» **Teks Bacaan**:
————————

AFPI meminta regulator untuk mengedepankan pendekatan prinsipal dalam menyusun regulasi tersebut, sehingga kebijakan yang dihasilkan tetap menciptakan iklim usaha yang kondusif bagi industri fintech lending. “Ini dengan pertimbangan bahwa penyelenggara tidak menghimpun atau mengelola dana masyarakat, serta bisnis model penyelenggara yang bersifat startup, sehingga perlu dapat bergerak cepat dan efisien,” kata Taufan.
Anggota Steering Committee Indonesia Fintech Society, Mirza Adityaswara berujar revisi regulasi yang dilakukan juga perlu mengedepankan aspek-aspek perlindungan konsumen, dan mengantisipasi praktek fraud di industri fintech lending.
“Peraturan yang baru harus dapat lebih menjamin pemenuhan prinsip-prinsip perlindungan konsumen, dan pada saat yang sama juga mendorong inovasi dan pertumbuhan akses layanan keuangan digital,” ucap Mirza.
Dalam menghimpun aspirasi, regulator harus terbuka dan mengutamakan koordinasi dengan seluruh pihak terkait, termasuk di dalamnya Kementerian Komunikasi, Teknologi, dan Informatika.

————————

» **Daftar Tugas**:
**A.** Menurut teks tentang regulasi fintech lending, apa jabatan Mirza Adityaswara?
**B.** Tuliskan ulang bagian teks tentang regulasi fintech lending, mulai dari "Dalam menghimpun aspirasi, regulator" sampai dengan "Teknologi, dan Informatika.", tanpa mengubah satu kata pun.

————————

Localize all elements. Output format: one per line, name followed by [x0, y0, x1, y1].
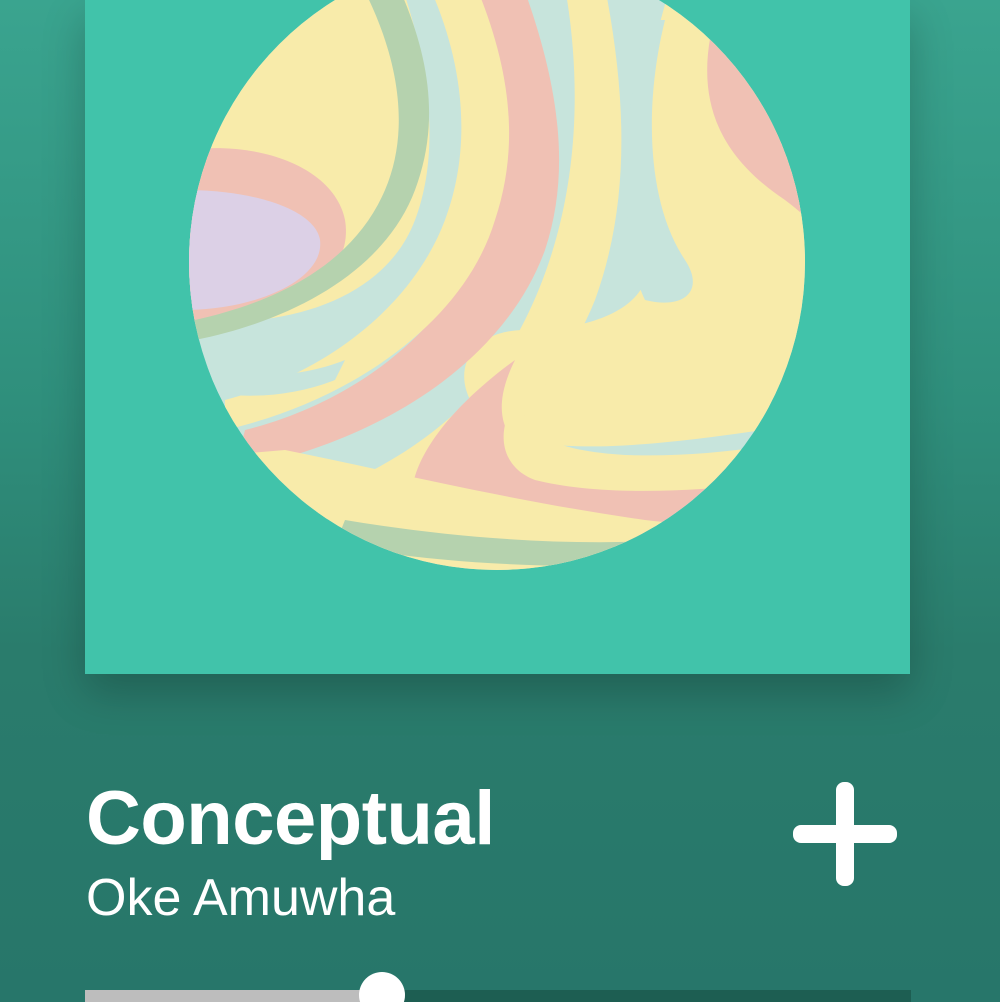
- plus-icon-vertical-bar: [836, 782, 854, 886]
- track-title: Conceptual: [86, 776, 495, 861]
- progress-thumb[interactable]: [358, 972, 405, 1002]
- progress-fill: [85, 990, 382, 1002]
- playback-progress-bar[interactable]: [85, 972, 911, 1002]
- marbled-circle-art: [189, 0, 805, 570]
- add-to-library-button[interactable]: [790, 780, 900, 890]
- album-artwork: [85, 0, 910, 674]
- track-artist: Oke Amuwha: [86, 869, 396, 927]
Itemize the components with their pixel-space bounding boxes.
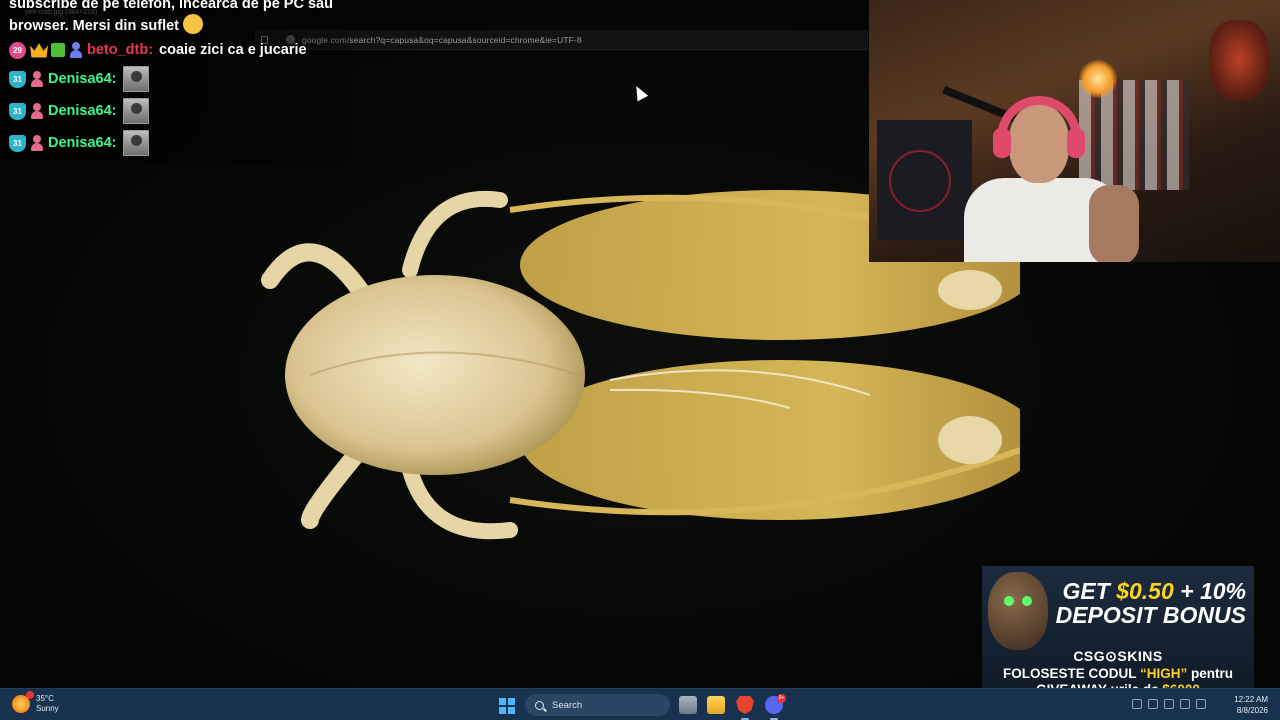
person-icon <box>30 103 44 119</box>
person-icon <box>69 42 83 58</box>
sub-badge-icon: 29 <box>9 41 26 59</box>
person-icon <box>30 135 44 151</box>
ad-character-eye <box>1022 596 1032 606</box>
brave-browser-icon[interactable] <box>736 696 754 714</box>
chat-text: coaie zici ca e jucarie <box>159 42 307 58</box>
chat-row: 31 Denisa64: <box>9 66 149 92</box>
chat-overlay: subscribe de pe telefon, incearca de pe … <box>0 0 350 165</box>
chat-username[interactable]: Denisa64: <box>48 71 117 87</box>
headset-earcup <box>993 128 1011 158</box>
chevron-up-icon[interactable] <box>1132 699 1142 709</box>
ad-headline-2: DEPOSIT BONUS <box>1055 602 1246 628</box>
volume-icon[interactable] <box>1148 699 1158 709</box>
mouse-cursor-icon <box>631 83 649 102</box>
chat-username[interactable]: Denisa64: <box>48 103 117 119</box>
clock-date: 8/8/2026 <box>1236 706 1268 715</box>
chat-row: 31 Denisa64: <box>9 130 149 156</box>
task-view-icon[interactable] <box>679 696 697 714</box>
weather-temp: 35°C <box>36 694 54 703</box>
notification-dot <box>26 691 34 699</box>
chat-username[interactable]: beto_dtb: <box>87 42 153 58</box>
ad-headline: GET $0.50 + 10% <box>1062 578 1246 604</box>
ad-code-line: FOLOSESTE CODUL “HIGH” pentru <box>1002 666 1234 681</box>
sub-badge-icon: 31 <box>9 134 26 152</box>
ad-character-image <box>988 572 1048 650</box>
taskbar: 35°C Sunny Search 9+ 12:22 AM 8/8/2026 <box>0 688 1280 720</box>
crown-icon <box>30 43 48 58</box>
start-button[interactable] <box>499 698 515 714</box>
ad-brand-logo: CSG⊙SKINS <box>1073 648 1163 664</box>
person-icon <box>30 71 44 87</box>
clock-time: 12:22 AM <box>1234 695 1268 704</box>
discord-notification-badge: 9+ <box>777 694 786 703</box>
lamp <box>1079 60 1117 98</box>
windows-logo-icon <box>499 698 506 705</box>
emote-icon <box>122 66 149 92</box>
chat-row: 29 beto_dtb: coaie zici ca e jucarie <box>9 38 307 62</box>
wall-art <box>1209 20 1269 100</box>
microphone-icon[interactable] <box>1164 699 1174 709</box>
weather-widget[interactable]: 35°C Sunny <box>12 691 59 714</box>
file-explorer-icon[interactable] <box>707 696 725 714</box>
taskbar-search[interactable]: Search <box>525 694 670 716</box>
chat-row: 31 Denisa64: <box>9 98 149 124</box>
sponsor-ad[interactable]: GET $0.50 + 10% DEPOSIT BONUS CSG⊙SKINS … <box>982 566 1254 698</box>
chat-username[interactable]: Denisa64: <box>48 135 117 151</box>
webcam-feed <box>869 0 1280 262</box>
sub-badge-icon: 31 <box>9 102 26 120</box>
sub-badge-icon: 31 <box>9 70 26 88</box>
sun-icon <box>12 691 34 713</box>
clock[interactable]: 12:22 AM 8/8/2026 <box>1234 694 1268 716</box>
speaker-icon[interactable] <box>1196 699 1206 709</box>
emote-icon <box>122 98 149 124</box>
emote-icon <box>122 130 149 156</box>
network-icon[interactable] <box>1180 699 1190 709</box>
smiling-emoji-icon <box>183 14 204 34</box>
headset-earcup <box>1067 128 1085 158</box>
search-label: Search <box>552 699 583 711</box>
search-icon <box>535 700 544 710</box>
pentagram-icon <box>889 150 951 212</box>
system-tray[interactable] <box>1132 699 1206 709</box>
streamer-arm <box>1089 185 1139 262</box>
chat-message-top-line-2: browser. Mersi din suflet <box>9 14 204 34</box>
gift-icon <box>51 43 65 57</box>
weather-desc: Sunny <box>36 704 59 713</box>
ad-character-eye <box>1004 596 1014 606</box>
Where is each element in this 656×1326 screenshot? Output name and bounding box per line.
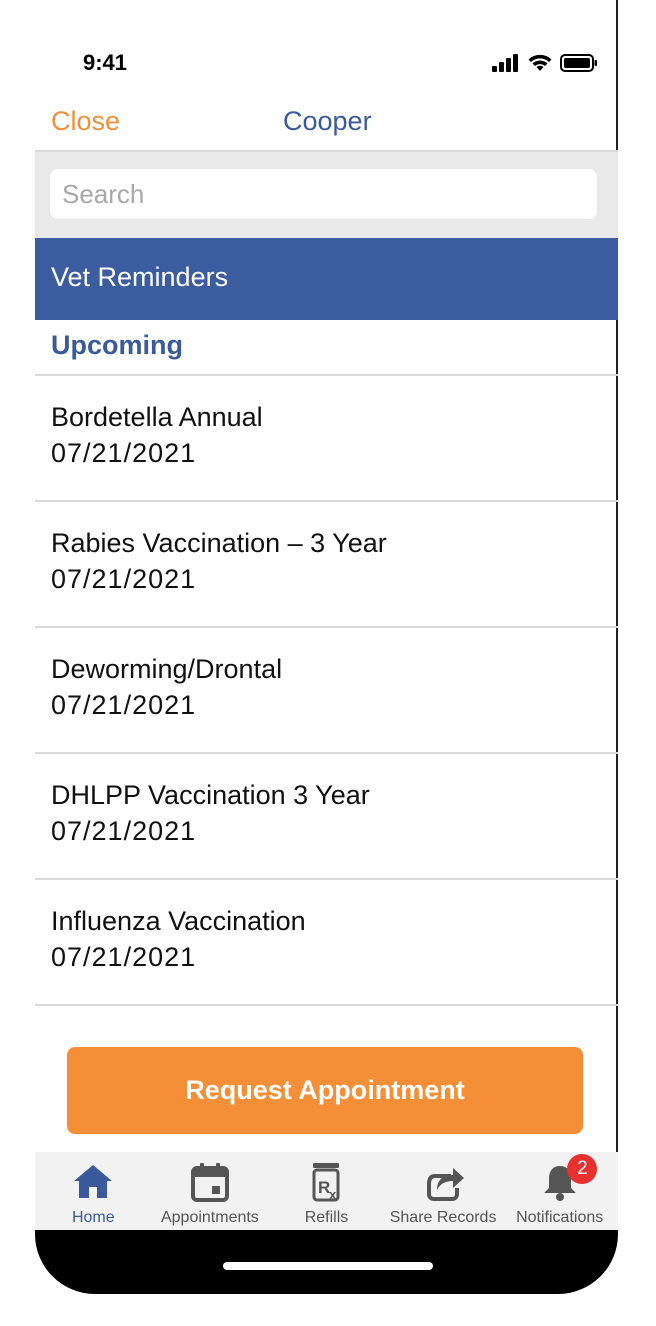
reminder-date: 07/21/2021 [51, 564, 197, 594]
list-item[interactable]: Rabies Vaccination – 3 Year 07/21/2021 [35, 502, 618, 628]
reminder-name: DHLPP Vaccination 3 Year [51, 780, 370, 810]
navigation-bar: Close Cooper [35, 100, 618, 152]
phone-frame: 9:41 Close Cooper Ve [0, 0, 656, 1326]
reminder-date: 07/21/2021 [51, 816, 197, 846]
status-bar: 9:41 [35, 0, 618, 100]
search-input[interactable] [50, 169, 597, 219]
tab-bar: Home Appointments R x Refills Share Reco… [35, 1152, 618, 1230]
close-button[interactable]: Close [51, 106, 120, 137]
reminder-date: 07/21/2021 [51, 690, 197, 720]
reminder-name: Rabies Vaccination – 3 Year [51, 528, 387, 558]
subheading-label: Upcoming [51, 330, 183, 360]
status-icons [492, 54, 598, 72]
list-item[interactable]: Deworming/Drontal 07/21/2021 [35, 628, 618, 754]
wifi-icon [528, 54, 552, 71]
page-title: Cooper [283, 106, 372, 136]
section-header: Vet Reminders [35, 238, 618, 320]
search-container [35, 152, 618, 238]
list-item[interactable]: Influenza Vaccination 07/21/2021 [35, 880, 618, 1006]
request-appointment-button[interactable]: Request Appointment [67, 1047, 583, 1134]
tab-label: Refills [304, 1209, 349, 1226]
reminder-date: 07/21/2021 [51, 942, 197, 972]
device-bezel [35, 1230, 618, 1294]
upcoming-subheading: Upcoming [35, 320, 618, 376]
tab-appointments[interactable]: Appointments [152, 1152, 269, 1230]
tab-notifications[interactable]: 2 Notifications [501, 1152, 618, 1230]
tab-refills[interactable]: R x Refills [268, 1152, 385, 1230]
tab-share-records[interactable]: Share Records [385, 1152, 502, 1230]
status-time: 9:41 [83, 50, 128, 75]
reminder-list: Bordetella Annual 07/21/2021 Rabies Vacc… [35, 376, 618, 1006]
section-title: Vet Reminders [51, 262, 229, 292]
signal-icon [492, 54, 518, 72]
reminder-name: Bordetella Annual [51, 402, 263, 432]
svg-text:x: x [329, 1187, 337, 1202]
tab-label: Home [71, 1209, 115, 1226]
list-item[interactable]: DHLPP Vaccination 3 Year 07/21/2021 [35, 754, 618, 880]
home-indicator[interactable] [223, 1262, 433, 1270]
reminder-name: Influenza Vaccination [51, 906, 306, 936]
tab-label: Share Records [389, 1209, 497, 1226]
reminder-date: 07/21/2021 [51, 438, 197, 468]
list-item[interactable]: Bordetella Annual 07/21/2021 [35, 376, 618, 502]
home-icon [74, 1165, 113, 1198]
calendar-icon [190, 1163, 229, 1202]
prescription-icon: R x [312, 1163, 340, 1202]
share-icon [427, 1168, 465, 1201]
battery-icon [560, 54, 597, 72]
tab-label: Notifications [516, 1209, 604, 1226]
tab-home[interactable]: Home [35, 1152, 152, 1230]
tab-label: Appointments [160, 1209, 259, 1226]
reminder-name: Deworming/Drontal [51, 654, 283, 684]
notification-badge: 2 [567, 1154, 598, 1184]
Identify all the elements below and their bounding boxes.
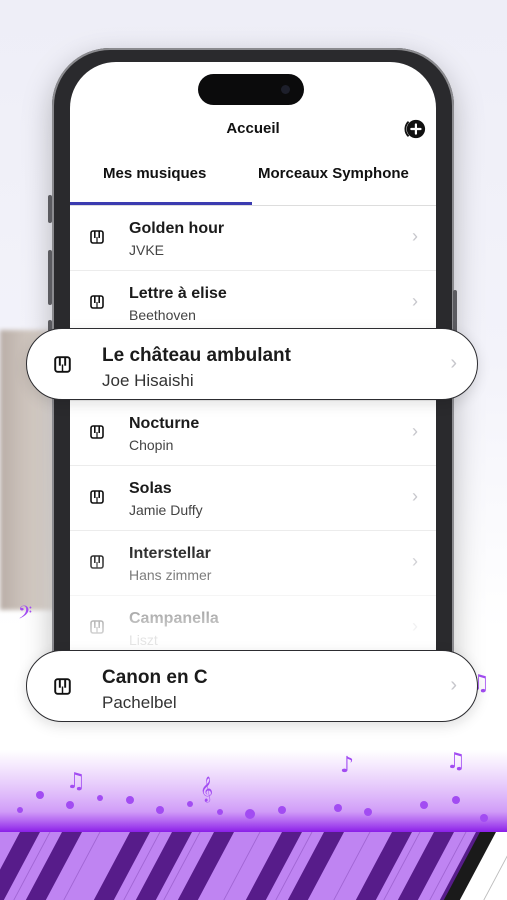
song-title: Nocturne [129, 415, 200, 432]
piano-icon [90, 295, 104, 309]
page-title: Accueil [226, 120, 280, 137]
svg-text:𝄢: 𝄢 [18, 603, 32, 628]
phone-volume-up [48, 250, 52, 305]
list-item[interactable]: Interstellar Hans zimmer › [70, 531, 436, 596]
tab-bar: Mes musiques Morceaux Symphone [70, 162, 436, 204]
song-title: Lettre à elise [129, 285, 227, 302]
highlighted-song-card[interactable]: Le château ambulant Joe Hisaishi › [26, 328, 478, 400]
chevron-right-icon: › [412, 226, 418, 246]
song-artist: Pachelbel [102, 693, 177, 712]
svg-text:♫: ♫ [66, 769, 86, 794]
piano-icon [90, 230, 104, 244]
piano-icon [90, 425, 104, 439]
song-artist: Hans zimmer [129, 567, 212, 583]
song-title: Golden hour [129, 220, 225, 237]
list-item[interactable]: Golden hour JVKE › [70, 206, 436, 271]
list-item[interactable]: Solas Jamie Duffy › [70, 466, 436, 531]
piano-keys-decoration: 𝄢 𝄞 ♪ ♫ ♫ ♫ [0, 603, 507, 900]
list-item[interactable]: Nocturne Chopin › [70, 401, 436, 466]
piano-icon [54, 678, 71, 695]
song-title: Canon en C [102, 667, 208, 688]
phone-side-button [48, 195, 52, 223]
song-title: Interstellar [129, 545, 211, 562]
song-artist: Joe Hisaishi [102, 371, 194, 390]
piano-icon [90, 555, 104, 569]
add-circle-icon[interactable] [404, 118, 426, 140]
piano-icon [54, 356, 71, 373]
svg-text:𝄞: 𝄞 [200, 776, 213, 802]
camera-icon [281, 85, 290, 94]
tab-morceaux-symphone[interactable]: Morceaux Symphone [258, 162, 409, 204]
chevron-right-icon: › [450, 352, 457, 374]
chevron-right-icon: › [412, 421, 418, 441]
song-artist: Jamie Duffy [129, 502, 203, 518]
svg-text:♪: ♪ [340, 753, 354, 778]
chevron-right-icon: › [412, 486, 418, 506]
tab-mes-musiques[interactable]: Mes musiques [103, 162, 206, 204]
song-title: Solas [129, 480, 172, 497]
dynamic-island [198, 74, 304, 105]
piano-icon [90, 490, 104, 504]
svg-text:♫: ♫ [446, 749, 466, 774]
chevron-right-icon: › [412, 291, 418, 311]
song-title: Le château ambulant [102, 345, 291, 366]
tab-selected-indicator [70, 202, 252, 205]
list-item[interactable]: Lettre à elise Beethoven › [70, 271, 436, 336]
highlighted-song-card[interactable]: Canon en C Pachelbel › [26, 650, 478, 722]
song-artist: JVKE [129, 242, 165, 258]
chevron-right-icon: › [450, 674, 457, 696]
song-artist: Beethoven [129, 307, 196, 323]
song-artist: Chopin [129, 437, 174, 453]
chevron-right-icon: › [412, 551, 418, 571]
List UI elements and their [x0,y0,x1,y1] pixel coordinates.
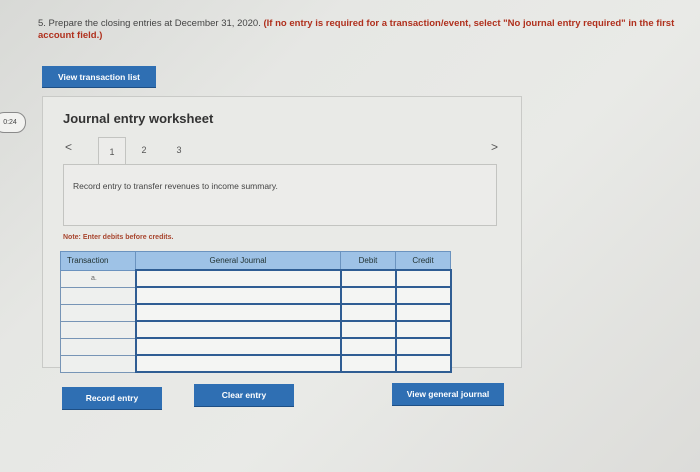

————————

» **Jawaban Latihan**:
**A.** Anggota Steering Committee Indonesia Fintech Society.

**B.**
Dalam menghimpun aspirasi, regulator harus terbuka dan mengutamakan koordinasi dengan seluruh pihak terkait, termasuk di dalamnya Kementerian Komunikasi, Teknologi, dan Informatika.